• _Stated problem_: Give a count of the lines below that have the string "trakcie" in them, with no other words.

··· Stored records

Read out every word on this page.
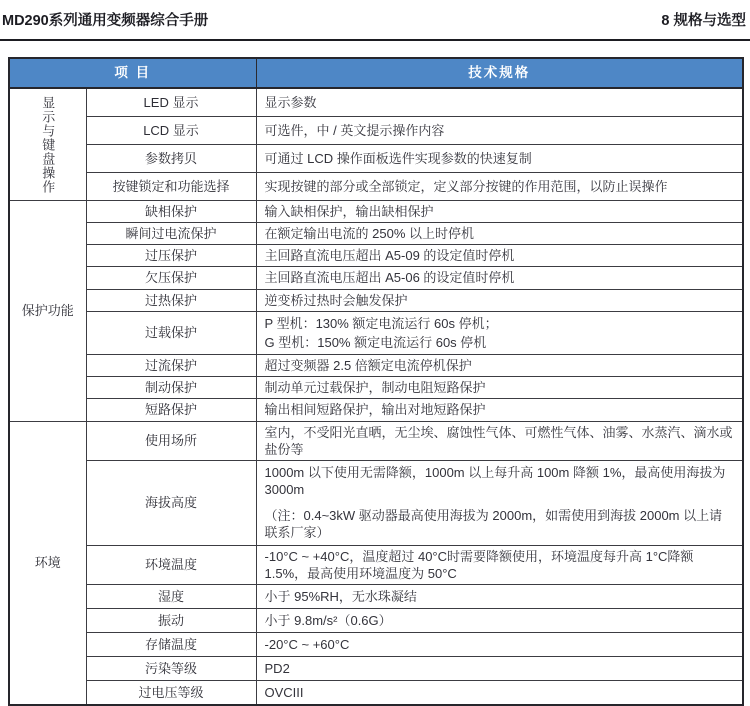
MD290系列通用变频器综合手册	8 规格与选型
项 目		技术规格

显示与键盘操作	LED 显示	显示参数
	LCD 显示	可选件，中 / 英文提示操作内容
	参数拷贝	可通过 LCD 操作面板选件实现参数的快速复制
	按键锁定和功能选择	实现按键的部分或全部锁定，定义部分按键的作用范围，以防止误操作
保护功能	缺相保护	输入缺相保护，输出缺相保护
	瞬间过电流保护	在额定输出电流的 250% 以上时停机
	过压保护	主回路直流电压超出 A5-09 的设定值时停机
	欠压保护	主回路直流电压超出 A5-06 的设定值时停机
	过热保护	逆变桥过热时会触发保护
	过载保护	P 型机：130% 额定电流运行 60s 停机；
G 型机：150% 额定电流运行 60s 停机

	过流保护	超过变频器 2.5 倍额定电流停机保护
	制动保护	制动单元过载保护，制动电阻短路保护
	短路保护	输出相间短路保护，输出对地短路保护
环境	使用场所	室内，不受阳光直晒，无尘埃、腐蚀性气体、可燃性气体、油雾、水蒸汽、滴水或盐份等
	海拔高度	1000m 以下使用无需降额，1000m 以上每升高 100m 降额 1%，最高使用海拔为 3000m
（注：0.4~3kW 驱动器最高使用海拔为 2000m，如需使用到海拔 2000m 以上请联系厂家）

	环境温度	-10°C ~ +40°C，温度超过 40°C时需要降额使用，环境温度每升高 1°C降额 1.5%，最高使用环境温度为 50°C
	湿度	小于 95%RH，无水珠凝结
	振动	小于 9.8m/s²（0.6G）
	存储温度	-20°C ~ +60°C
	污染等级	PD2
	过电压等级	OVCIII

······
··· Stored records

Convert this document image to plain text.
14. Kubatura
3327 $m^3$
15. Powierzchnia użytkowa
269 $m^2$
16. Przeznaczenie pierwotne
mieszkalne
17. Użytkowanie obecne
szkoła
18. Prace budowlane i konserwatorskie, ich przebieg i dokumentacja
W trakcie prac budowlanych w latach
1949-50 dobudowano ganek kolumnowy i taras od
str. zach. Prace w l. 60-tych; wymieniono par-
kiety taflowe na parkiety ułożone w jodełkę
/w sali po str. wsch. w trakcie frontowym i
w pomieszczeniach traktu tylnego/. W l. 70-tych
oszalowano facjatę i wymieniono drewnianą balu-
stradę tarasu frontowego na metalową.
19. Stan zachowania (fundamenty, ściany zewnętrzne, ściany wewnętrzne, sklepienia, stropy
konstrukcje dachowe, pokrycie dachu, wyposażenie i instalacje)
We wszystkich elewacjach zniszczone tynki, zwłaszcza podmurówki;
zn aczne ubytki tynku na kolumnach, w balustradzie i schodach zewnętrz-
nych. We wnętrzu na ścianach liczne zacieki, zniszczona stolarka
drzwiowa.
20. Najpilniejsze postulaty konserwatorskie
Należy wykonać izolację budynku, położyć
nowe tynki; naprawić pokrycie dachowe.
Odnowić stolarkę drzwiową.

······

• _Correct result_: 2